_Given instruction:_ Copy out every record below exactly as written, but leave out any pictures.
Begin Stored data
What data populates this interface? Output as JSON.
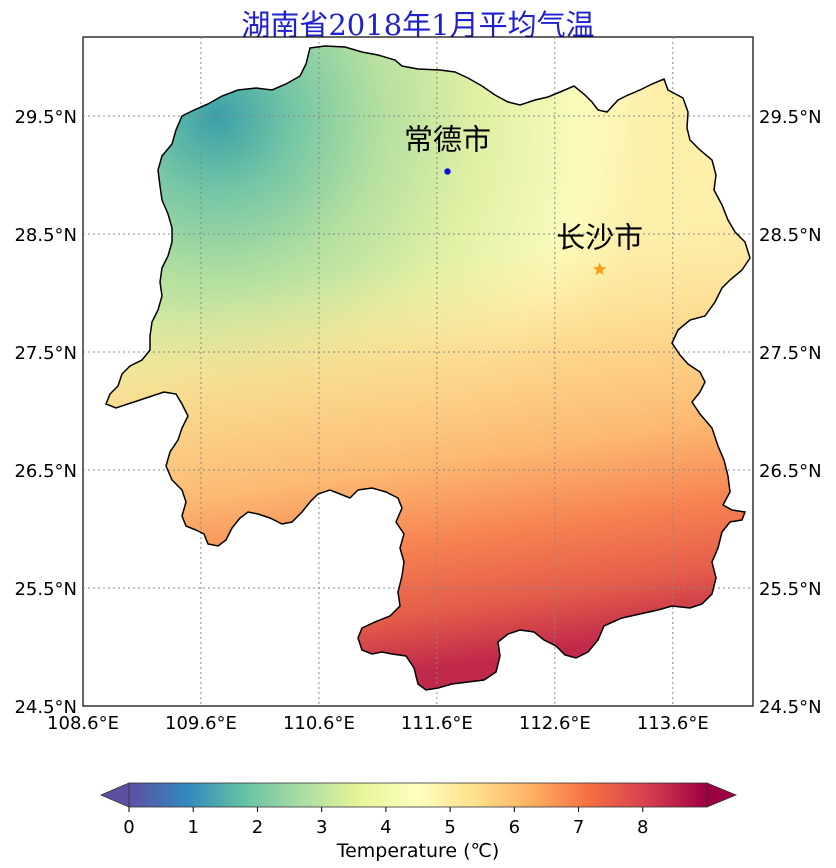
{
  "title": "湖南省2018年1月平均气温",
  "map": {
    "lon_ticks": [
      "108.6°E",
      "109.6°E",
      "110.6°E",
      "111.6°E",
      "112.6°E",
      "113.6°E"
    ],
    "lat_ticks": [
      "29.5°N",
      "28.5°N",
      "27.5°N",
      "26.5°N",
      "25.5°N",
      "24.5°N"
    ],
    "lon_range": [
      108.6,
      114.28
    ],
    "lat_range": [
      24.5,
      30.17
    ],
    "grid": "dotted",
    "cities": [
      {
        "name": "常德市",
        "lon": 111.69,
        "lat": 29.03,
        "marker": "dot",
        "color": "#1010dd"
      },
      {
        "name": "长沙市",
        "lon": 112.98,
        "lat": 28.2,
        "marker": "star",
        "color": "#f5a010"
      }
    ]
  },
  "colorbar": {
    "label": "Temperature (℃)",
    "ticks": [
      "0",
      "1",
      "2",
      "3",
      "4",
      "5",
      "6",
      "7",
      "8"
    ],
    "range": [
      0,
      9
    ],
    "colormap": "Spectral_r",
    "extend": "both"
  },
  "field_notes": {
    "cold_region": "northwest",
    "warm_region": "south",
    "min_value_approx": 2.0,
    "max_value_approx": 8.0
  }
}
End Stored data
_Output:_
What data populates this interface? Output as JSON.
{
  "title": "湖南省2018年1月平均气温",
  "map": {
    "lon_ticks": [
      "108.6°E",
      "109.6°E",
      "110.6°E",
      "111.6°E",
      "112.6°E",
      "113.6°E"
    ],
    "lat_ticks": [
      "29.5°N",
      "28.5°N",
      "27.5°N",
      "26.5°N",
      "25.5°N",
      "24.5°N"
    ],
    "lon_range": [
      108.6,
      114.28
    ],
    "lat_range": [
      24.5,
      30.17
    ],
    "grid": "dotted",
    "cities": [
      {
        "name": "常德市",
        "lon": 111.69,
        "lat": 29.03,
        "marker": "dot",
        "color": "#1010dd"
      },
      {
        "name": "长沙市",
        "lon": 112.98,
        "lat": 28.2,
        "marker": "star",
        "color": "#f5a010"
      }
    ]
  },
  "colorbar": {
    "label": "Temperature (℃)",
    "ticks": [
      "0",
      "1",
      "2",
      "3",
      "4",
      "5",
      "6",
      "7",
      "8"
    ],
    "range": [
      0,
      9
    ],
    "colormap": "Spectral_r",
    "extend": "both"
  },
  "field_notes": {
    "cold_region": "northwest",
    "warm_region": "south",
    "min_value_approx": 2.0,
    "max_value_approx": 8.0
  }
}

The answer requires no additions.